§ **WHAT TO WORK ON**
a) From the Madrid text, return the stretch from "Me: Toallas." through "a gente con una toalla.", copied verbatim.
b) According to the Madrid text, what did the complimentary aperitif served after dinner taste like?
c) Summarize the Madrid text in two sentences.

§ **SUPPLIED TEXT**

Madrid






There was a story I heard once about a farmer who is hitch-hiking and gets picked up by a motorcyclist. The biker goes faster and faster until the farmer, a bit concerned, says "Aren't you afraid you'll overheat your engine?" The biker says, "Oh no, on the contrary, it's air-cooled, so the faster I go, the cooler it gets." The farmer thinks about this and when he gets home he immediately jumps on his horse and starts trotting then cantering then galloping hard. Suddenly the horse drops dead. The farmer picks himself up and says, "Poor bastard must have froze to death."

I was reminded of this story in my first hour in Madrid. My intuition was that people in a major European capital would be able to speak English, more or less. This was not generally true. Moreover, every fumbling word I uttered in Spanish, including 'the' and 'and' spurred them on to speak faster until they were babbling at full throttle. I imagine that after I ran out of the place screaming, with my hands covering my ears, they said to themselves, "Poor bastard. If only I could have spoken faster, he might have understood."

I guess 'babbling' sounds derogatory - To be fair- you are more than justified in speaking your own language in your own country. Still, if I were a waiter (wait a sec, you're a waiter and a software engineer? It doesn't ring true.) Well I would mime information when I didn't share a common language. I don't want to harp on this point but the colloquy I had with the maid at my hotel was typical:


Me: Quiero dos toallas por favor.
(I want two towels please.)

Maid: Si.

Me: Dos.
(two fingers up)

Maid: Si.

Me: Toallas.
(pointing to towels)

Maid: Si.

Me: Al diablo con gente con una toalla.
(To hell with those with one towel)

Maid: Si.

Me: Muerte a gente con una toalla.
(Death to the one-towelers.)

Maid: Si.

Me: I ain't gonna get another towel am I?

Maid: No.

For dinner on the first night I ordered "Calamari Romana" (squid in the Roman style). I had had squid at lunch but it turned out to be just greasy fried squid rings. Turns out that Calamari Romana is greaZy fried squid rings, where 'greaZy' is Texan patois for real greasy. After dinner, they gave me a complimentary aperitif, which tasted disarmingly like paint thinner. I toyed with the possibility that they were having an in joke at the expense of the tourist cowed by local customs but I figured that my stomach couldn't digest the squid on its own anyway so I gulped it down. I did drip some on the table in the pattern of my initials to gain some measure of immortality -- not for me Keats' "here lies one whose footprints were writ in sand."

§ **DATA**
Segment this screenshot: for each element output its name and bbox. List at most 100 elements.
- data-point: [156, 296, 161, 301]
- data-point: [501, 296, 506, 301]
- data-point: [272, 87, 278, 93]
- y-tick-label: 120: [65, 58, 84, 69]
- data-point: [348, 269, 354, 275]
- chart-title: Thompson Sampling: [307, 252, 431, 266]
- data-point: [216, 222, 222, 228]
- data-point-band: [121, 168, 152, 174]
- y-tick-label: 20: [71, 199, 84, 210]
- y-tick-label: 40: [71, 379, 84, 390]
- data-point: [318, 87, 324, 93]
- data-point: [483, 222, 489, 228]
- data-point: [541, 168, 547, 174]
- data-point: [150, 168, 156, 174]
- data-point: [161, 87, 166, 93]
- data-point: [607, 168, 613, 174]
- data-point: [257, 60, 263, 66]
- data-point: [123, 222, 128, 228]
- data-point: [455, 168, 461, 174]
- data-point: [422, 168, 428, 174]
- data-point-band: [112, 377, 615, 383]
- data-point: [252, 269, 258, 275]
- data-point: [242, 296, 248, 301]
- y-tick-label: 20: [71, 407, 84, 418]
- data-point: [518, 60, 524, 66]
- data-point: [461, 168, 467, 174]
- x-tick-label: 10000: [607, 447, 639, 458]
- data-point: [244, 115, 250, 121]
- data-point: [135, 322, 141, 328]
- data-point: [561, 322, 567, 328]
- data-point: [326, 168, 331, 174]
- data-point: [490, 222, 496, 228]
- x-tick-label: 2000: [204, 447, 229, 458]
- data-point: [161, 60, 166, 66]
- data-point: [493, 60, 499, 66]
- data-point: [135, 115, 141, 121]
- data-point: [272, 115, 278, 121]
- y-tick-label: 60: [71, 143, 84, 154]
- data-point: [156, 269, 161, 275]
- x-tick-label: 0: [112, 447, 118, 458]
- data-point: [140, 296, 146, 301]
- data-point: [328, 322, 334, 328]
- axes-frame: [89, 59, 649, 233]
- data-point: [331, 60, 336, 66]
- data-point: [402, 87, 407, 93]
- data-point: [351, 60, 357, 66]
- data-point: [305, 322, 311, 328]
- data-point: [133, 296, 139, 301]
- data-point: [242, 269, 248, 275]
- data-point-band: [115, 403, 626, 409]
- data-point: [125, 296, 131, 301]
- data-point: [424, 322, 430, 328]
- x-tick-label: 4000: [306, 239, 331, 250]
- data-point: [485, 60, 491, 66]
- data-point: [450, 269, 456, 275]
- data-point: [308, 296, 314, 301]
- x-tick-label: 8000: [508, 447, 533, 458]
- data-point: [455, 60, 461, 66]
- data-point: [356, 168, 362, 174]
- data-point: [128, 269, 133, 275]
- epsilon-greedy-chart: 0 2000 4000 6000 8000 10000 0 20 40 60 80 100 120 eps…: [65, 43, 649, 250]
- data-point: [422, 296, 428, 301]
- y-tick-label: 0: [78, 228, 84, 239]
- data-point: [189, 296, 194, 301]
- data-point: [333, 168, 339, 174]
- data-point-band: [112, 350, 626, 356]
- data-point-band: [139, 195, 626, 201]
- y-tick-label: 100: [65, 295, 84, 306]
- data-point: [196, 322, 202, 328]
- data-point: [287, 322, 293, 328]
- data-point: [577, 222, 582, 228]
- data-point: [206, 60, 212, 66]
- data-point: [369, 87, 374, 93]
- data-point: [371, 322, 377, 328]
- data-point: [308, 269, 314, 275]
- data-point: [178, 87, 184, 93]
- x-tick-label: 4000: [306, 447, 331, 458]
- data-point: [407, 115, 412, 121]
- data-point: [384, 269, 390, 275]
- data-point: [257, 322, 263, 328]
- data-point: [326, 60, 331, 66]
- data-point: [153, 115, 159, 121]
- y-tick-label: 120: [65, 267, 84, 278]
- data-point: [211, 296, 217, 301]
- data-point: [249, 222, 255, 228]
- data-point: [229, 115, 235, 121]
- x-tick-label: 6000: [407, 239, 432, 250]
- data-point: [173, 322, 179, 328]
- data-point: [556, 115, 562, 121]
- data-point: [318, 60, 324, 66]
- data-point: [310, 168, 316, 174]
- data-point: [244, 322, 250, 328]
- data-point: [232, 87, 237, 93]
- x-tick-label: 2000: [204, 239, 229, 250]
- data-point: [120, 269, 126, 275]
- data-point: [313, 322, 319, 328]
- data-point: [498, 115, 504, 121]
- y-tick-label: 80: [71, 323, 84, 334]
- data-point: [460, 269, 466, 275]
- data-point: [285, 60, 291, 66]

§ **WRITTEN ANSWERS**
a)
Me: Toallas.
(pointing to towels)

Maid: Si.

Me: Al diablo con gente con una toalla.
(To hell with those with one towel)

Maid: Si.

Me: Muerte a gente con una toalla.

b) It tasted disarmingly like paint thinner.

c) The writer expected people in Madrid to speak some English, but found that each attempt at Spanish only made them speak faster, which recalled a joke about a farmer who galloped his horse to death thinking speed would cool it. A request to a hotel maid for two towels went nowhere, and dinner on the first night brought greasy fried squid rings and a complimentary aperitif resembling paint thinner, which the writer drank anyway.